Given task:
Answer with nothing but a number: how many lines include the word "cylindrical"?

Items:
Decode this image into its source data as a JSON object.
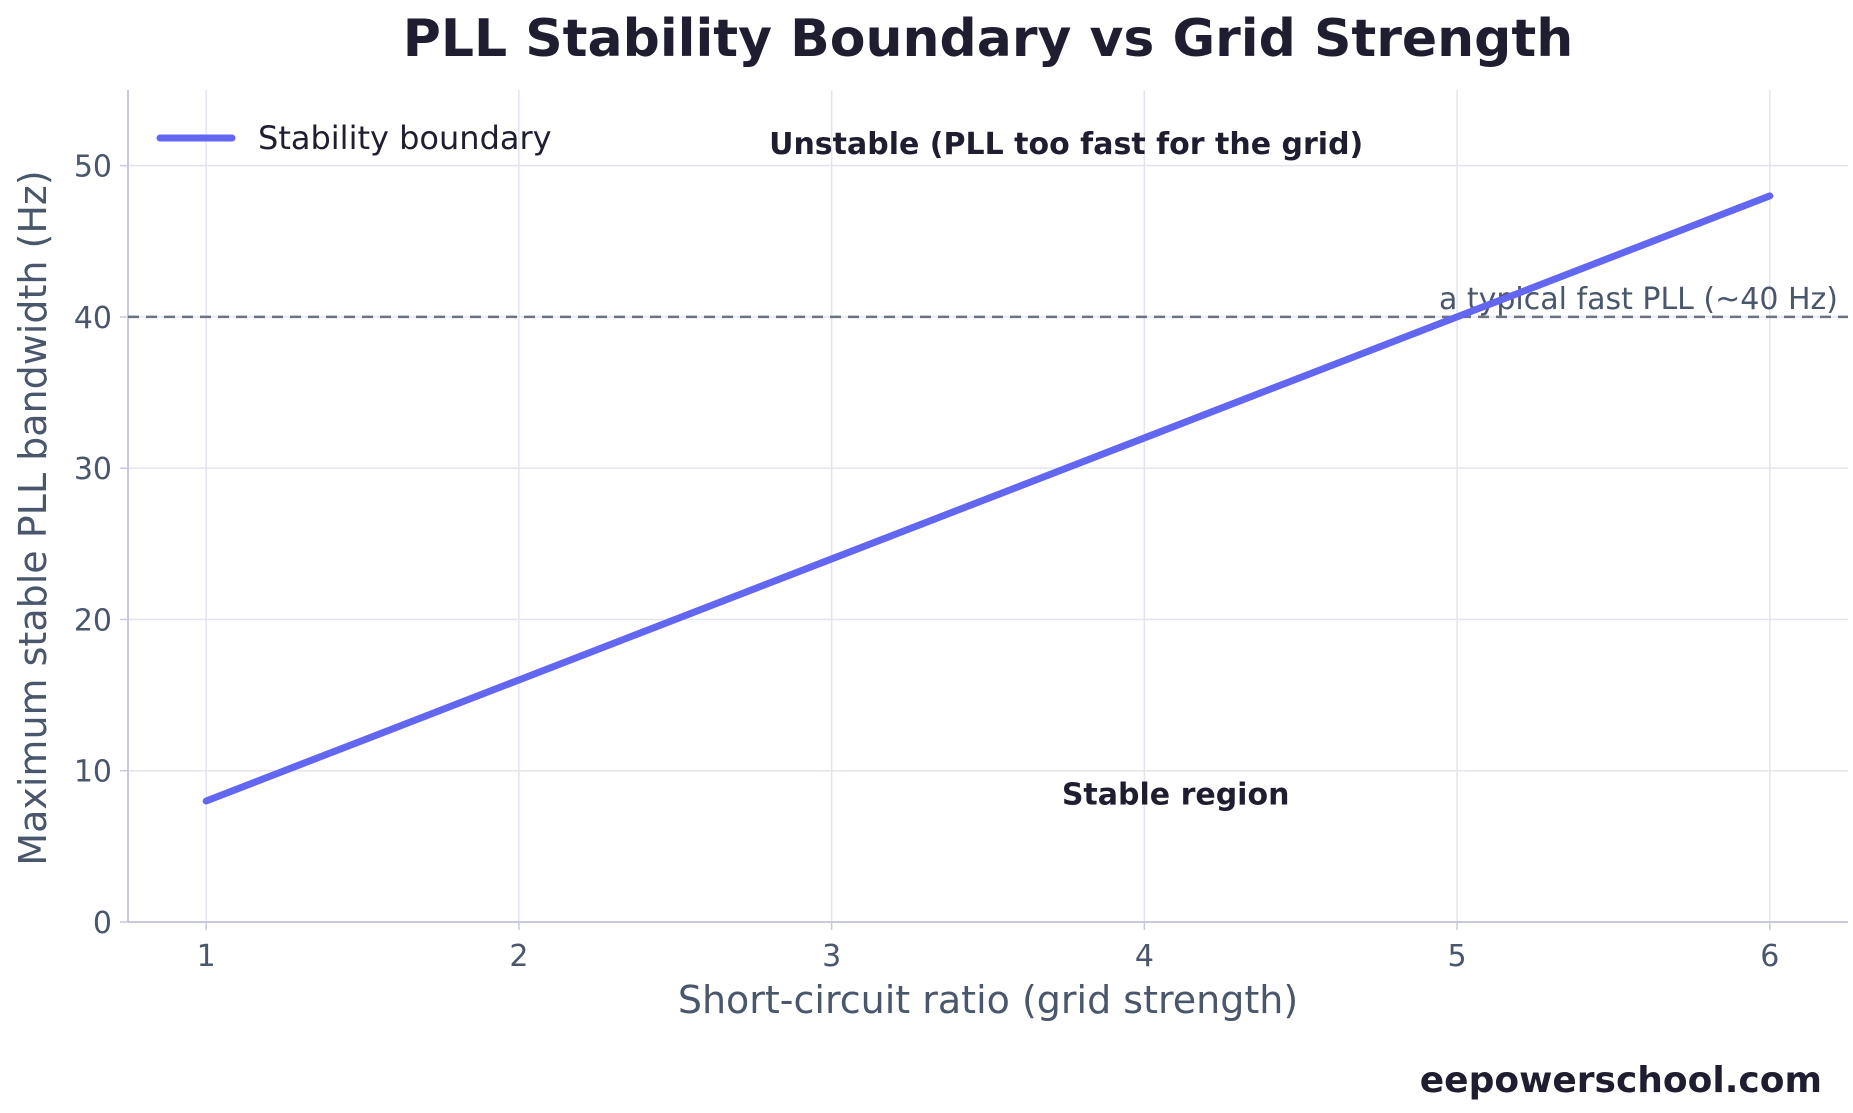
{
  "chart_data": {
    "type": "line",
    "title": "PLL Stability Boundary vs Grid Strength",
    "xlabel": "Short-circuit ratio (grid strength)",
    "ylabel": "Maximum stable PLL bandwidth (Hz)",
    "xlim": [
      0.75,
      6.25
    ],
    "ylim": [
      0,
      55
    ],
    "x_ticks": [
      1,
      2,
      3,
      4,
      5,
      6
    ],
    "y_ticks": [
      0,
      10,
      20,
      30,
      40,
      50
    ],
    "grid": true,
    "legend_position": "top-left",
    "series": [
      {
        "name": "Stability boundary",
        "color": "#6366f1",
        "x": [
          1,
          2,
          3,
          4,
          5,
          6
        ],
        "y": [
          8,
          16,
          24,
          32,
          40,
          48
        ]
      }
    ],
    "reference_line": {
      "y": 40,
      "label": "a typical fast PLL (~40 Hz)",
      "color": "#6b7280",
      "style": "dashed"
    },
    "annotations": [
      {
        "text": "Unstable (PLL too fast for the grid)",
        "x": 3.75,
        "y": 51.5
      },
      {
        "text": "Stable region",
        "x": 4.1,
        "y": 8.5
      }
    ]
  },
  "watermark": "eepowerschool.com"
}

* * *

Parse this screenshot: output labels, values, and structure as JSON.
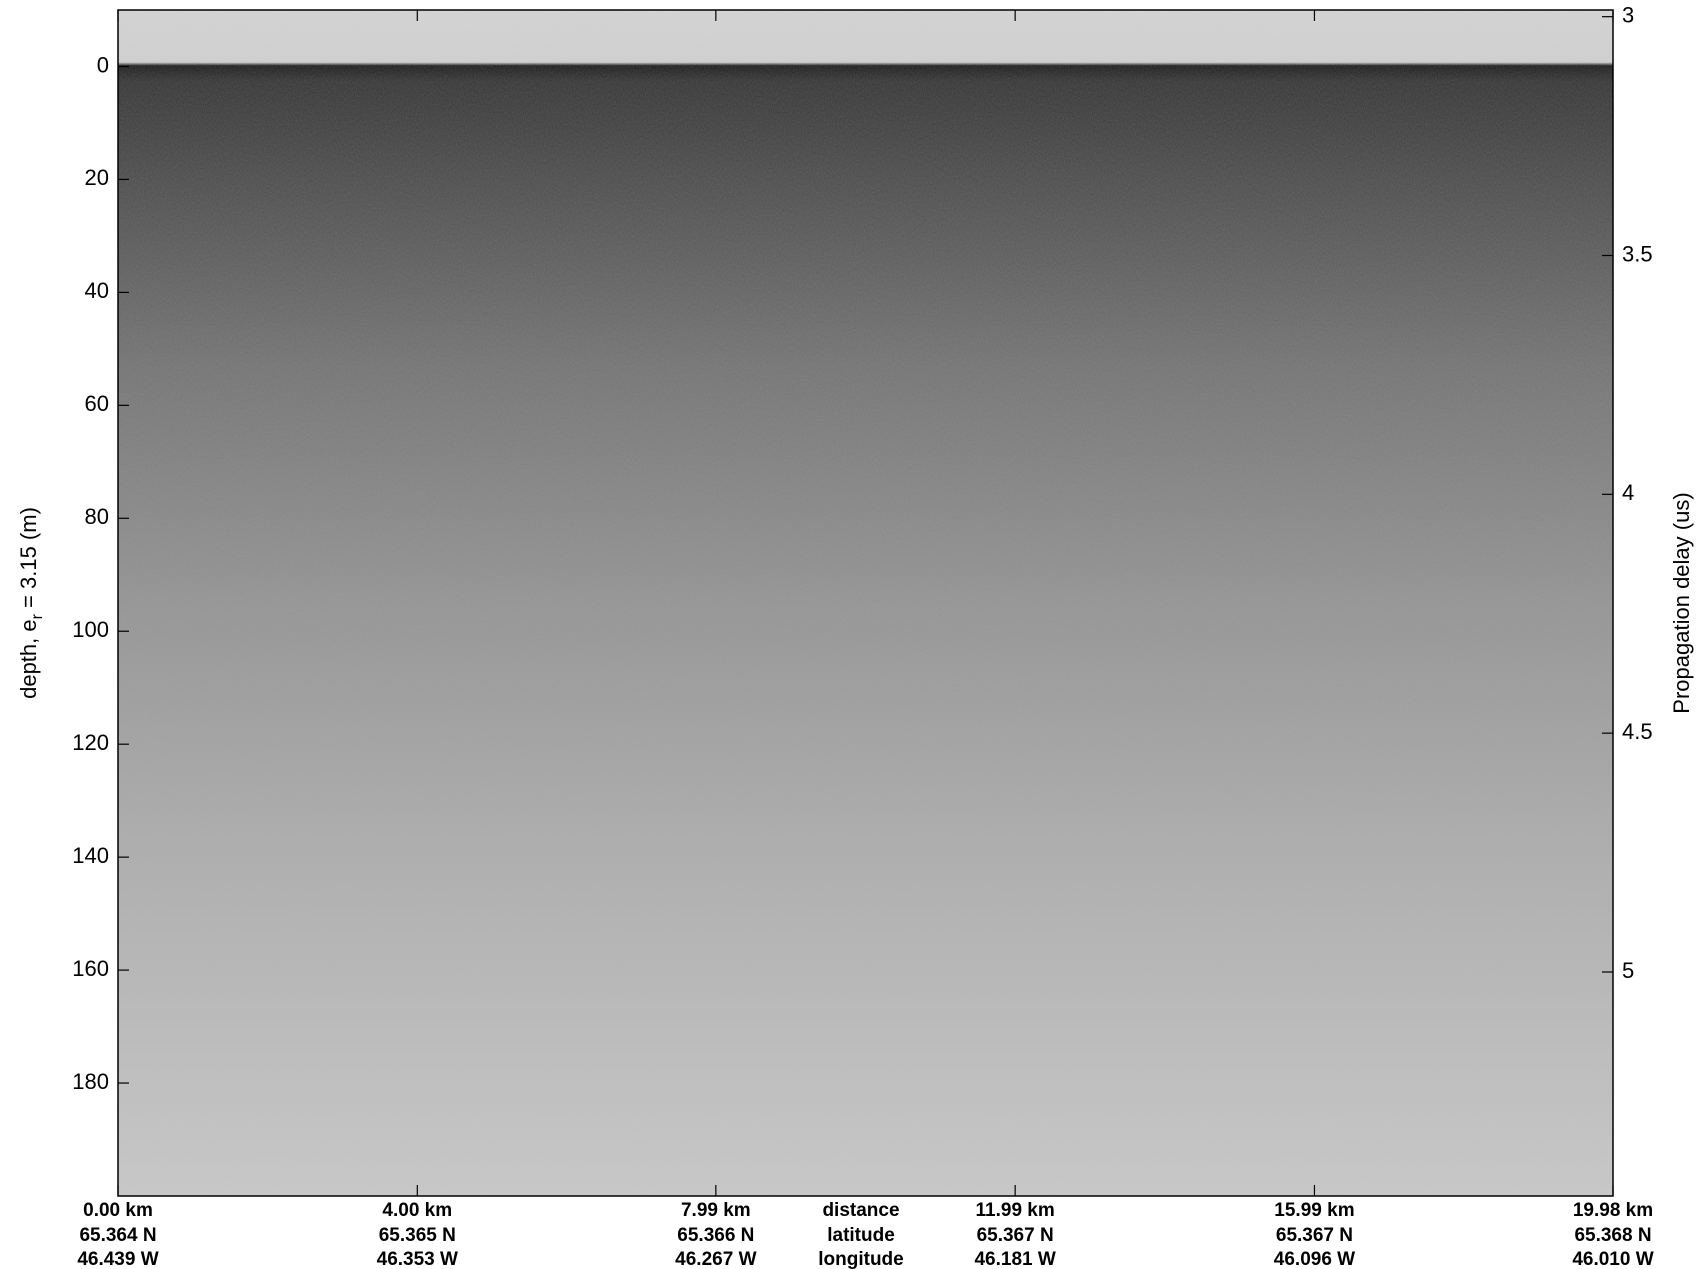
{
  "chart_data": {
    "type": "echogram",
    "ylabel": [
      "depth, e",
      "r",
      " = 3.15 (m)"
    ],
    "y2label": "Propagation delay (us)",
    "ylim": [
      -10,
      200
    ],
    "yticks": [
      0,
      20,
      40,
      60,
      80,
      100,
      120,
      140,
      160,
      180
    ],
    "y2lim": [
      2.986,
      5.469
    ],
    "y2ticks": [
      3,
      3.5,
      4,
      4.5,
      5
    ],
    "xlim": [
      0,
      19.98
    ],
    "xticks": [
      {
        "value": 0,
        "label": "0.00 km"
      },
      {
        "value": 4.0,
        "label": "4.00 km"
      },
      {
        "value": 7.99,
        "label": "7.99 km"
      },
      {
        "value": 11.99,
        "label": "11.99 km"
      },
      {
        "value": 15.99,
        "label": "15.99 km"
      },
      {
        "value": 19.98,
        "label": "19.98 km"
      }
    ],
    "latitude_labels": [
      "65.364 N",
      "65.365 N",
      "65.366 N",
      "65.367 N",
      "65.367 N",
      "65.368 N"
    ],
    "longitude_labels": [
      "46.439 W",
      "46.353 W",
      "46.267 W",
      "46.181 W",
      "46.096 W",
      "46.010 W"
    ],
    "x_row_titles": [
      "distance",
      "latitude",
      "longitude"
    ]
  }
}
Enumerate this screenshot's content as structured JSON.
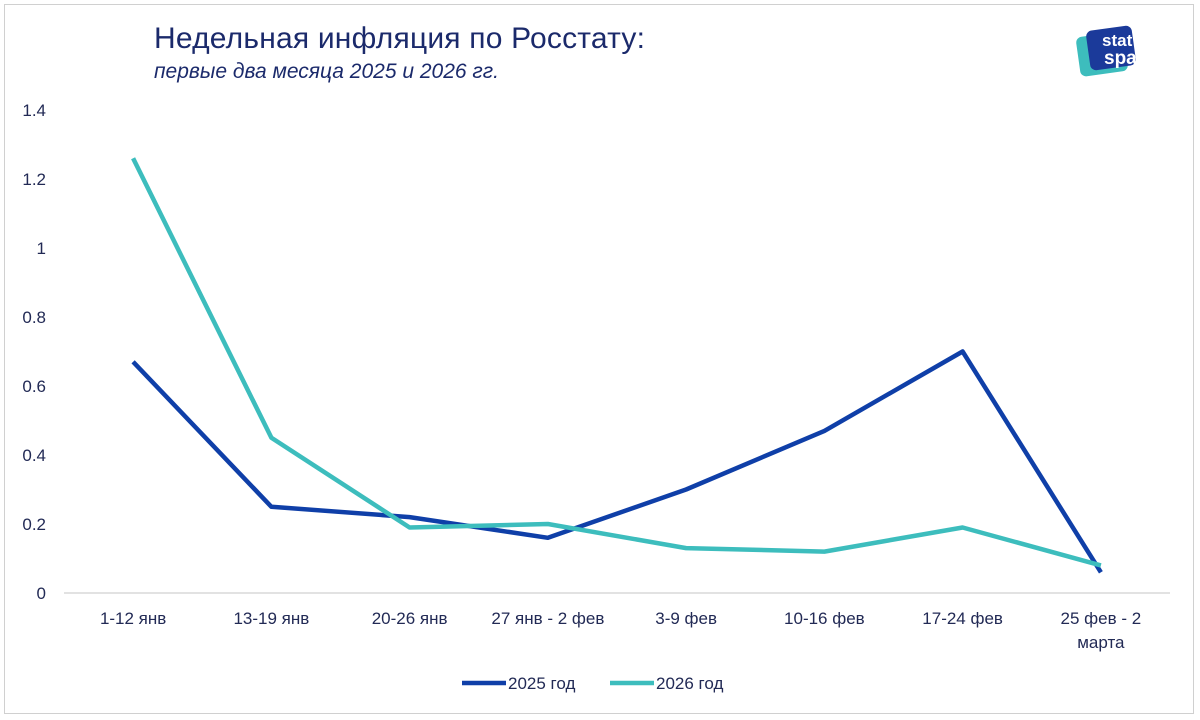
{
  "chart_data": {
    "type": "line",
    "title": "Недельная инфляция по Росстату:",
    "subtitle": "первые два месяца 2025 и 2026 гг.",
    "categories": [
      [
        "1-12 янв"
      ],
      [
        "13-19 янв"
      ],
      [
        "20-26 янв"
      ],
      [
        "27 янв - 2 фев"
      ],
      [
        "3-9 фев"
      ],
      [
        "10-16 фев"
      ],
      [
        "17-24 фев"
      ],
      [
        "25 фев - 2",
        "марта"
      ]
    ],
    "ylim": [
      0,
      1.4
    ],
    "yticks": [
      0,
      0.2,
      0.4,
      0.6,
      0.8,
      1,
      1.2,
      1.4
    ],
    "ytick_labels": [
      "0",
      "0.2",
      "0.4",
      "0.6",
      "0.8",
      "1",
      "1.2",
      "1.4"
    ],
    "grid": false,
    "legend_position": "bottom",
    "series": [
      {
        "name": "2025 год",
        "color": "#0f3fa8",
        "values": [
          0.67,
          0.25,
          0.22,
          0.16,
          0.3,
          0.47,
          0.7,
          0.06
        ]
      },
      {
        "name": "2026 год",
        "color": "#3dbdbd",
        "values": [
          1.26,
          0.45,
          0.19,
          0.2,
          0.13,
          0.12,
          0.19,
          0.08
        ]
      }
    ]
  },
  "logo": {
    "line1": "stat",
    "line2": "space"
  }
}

---

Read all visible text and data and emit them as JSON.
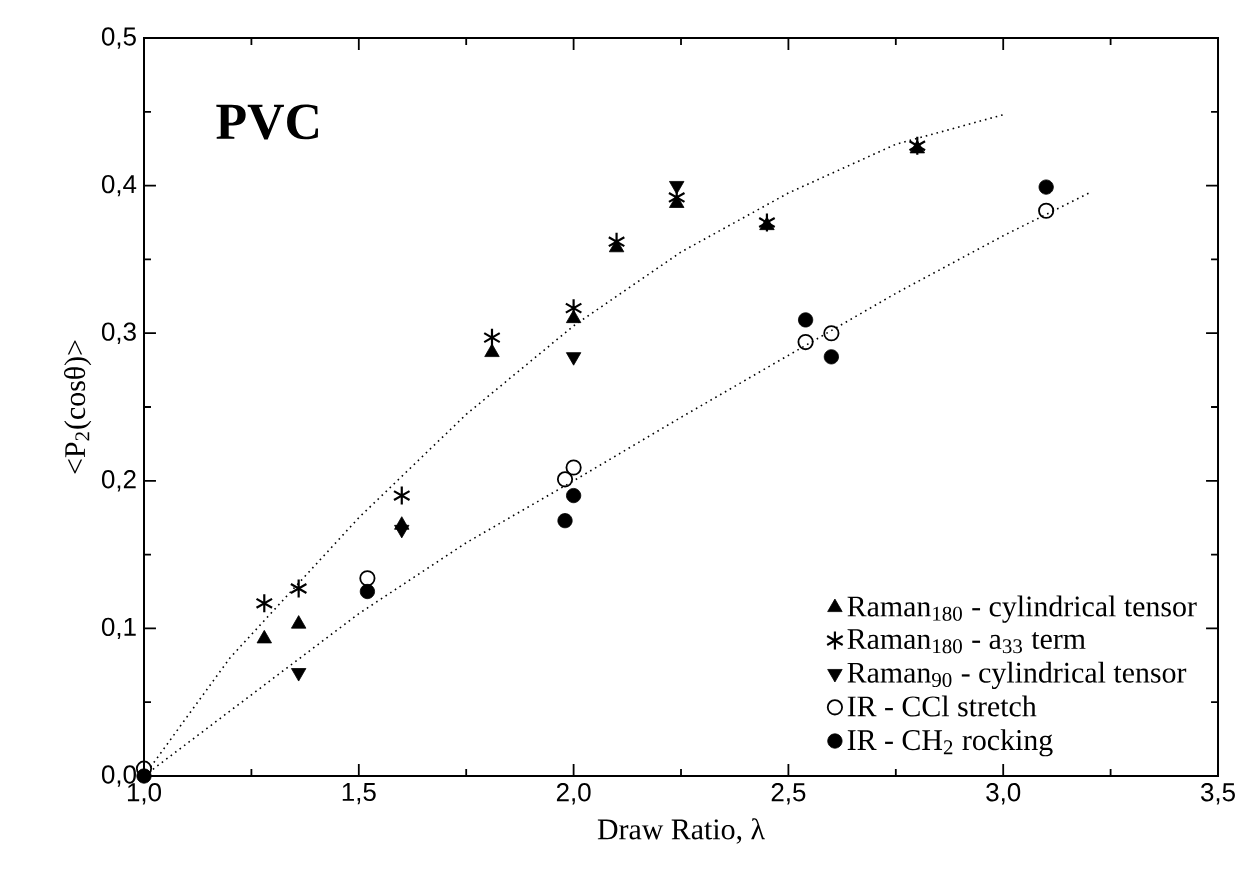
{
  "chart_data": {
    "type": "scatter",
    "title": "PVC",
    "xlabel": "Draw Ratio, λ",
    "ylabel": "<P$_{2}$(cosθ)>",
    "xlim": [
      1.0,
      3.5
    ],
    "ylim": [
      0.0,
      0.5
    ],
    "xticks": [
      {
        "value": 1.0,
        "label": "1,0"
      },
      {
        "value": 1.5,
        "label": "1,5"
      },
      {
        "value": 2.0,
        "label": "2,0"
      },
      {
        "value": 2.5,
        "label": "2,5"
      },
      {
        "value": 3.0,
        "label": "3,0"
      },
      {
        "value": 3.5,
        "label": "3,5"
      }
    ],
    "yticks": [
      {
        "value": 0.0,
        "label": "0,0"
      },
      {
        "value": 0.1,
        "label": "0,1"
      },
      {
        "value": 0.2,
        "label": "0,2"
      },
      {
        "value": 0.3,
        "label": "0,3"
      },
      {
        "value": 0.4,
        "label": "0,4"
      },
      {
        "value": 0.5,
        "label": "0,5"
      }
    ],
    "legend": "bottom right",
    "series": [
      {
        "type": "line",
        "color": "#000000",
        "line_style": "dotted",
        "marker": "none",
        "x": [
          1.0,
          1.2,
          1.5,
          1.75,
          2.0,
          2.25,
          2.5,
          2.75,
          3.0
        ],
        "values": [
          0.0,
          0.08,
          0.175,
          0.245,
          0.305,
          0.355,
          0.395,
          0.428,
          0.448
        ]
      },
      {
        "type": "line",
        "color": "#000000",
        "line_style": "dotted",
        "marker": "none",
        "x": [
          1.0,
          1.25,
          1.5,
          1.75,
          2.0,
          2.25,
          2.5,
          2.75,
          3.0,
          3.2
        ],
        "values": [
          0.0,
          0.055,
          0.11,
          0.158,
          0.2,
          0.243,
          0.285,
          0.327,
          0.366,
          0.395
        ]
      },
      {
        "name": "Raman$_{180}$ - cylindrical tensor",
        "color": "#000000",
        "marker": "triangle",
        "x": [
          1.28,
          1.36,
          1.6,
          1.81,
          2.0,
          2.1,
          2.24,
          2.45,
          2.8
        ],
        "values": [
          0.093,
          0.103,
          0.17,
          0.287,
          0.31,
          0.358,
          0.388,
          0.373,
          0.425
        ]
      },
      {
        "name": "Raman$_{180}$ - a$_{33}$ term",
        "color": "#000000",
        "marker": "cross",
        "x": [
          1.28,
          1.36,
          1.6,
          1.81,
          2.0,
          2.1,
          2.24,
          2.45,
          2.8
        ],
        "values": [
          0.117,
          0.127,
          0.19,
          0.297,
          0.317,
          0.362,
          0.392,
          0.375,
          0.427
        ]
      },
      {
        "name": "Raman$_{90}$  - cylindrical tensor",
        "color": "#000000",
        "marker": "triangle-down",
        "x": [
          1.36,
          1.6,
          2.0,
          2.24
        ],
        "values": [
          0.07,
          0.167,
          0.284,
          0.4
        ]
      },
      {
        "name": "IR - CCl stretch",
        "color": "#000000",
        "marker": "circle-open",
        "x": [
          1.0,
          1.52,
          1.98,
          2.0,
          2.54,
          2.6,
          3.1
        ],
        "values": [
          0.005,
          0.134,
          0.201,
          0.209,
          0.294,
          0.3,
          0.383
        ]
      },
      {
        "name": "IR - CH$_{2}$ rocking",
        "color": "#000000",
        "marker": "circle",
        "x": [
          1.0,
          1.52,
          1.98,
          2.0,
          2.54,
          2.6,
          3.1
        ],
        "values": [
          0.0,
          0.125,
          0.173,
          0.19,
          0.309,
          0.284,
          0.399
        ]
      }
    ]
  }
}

Result:
2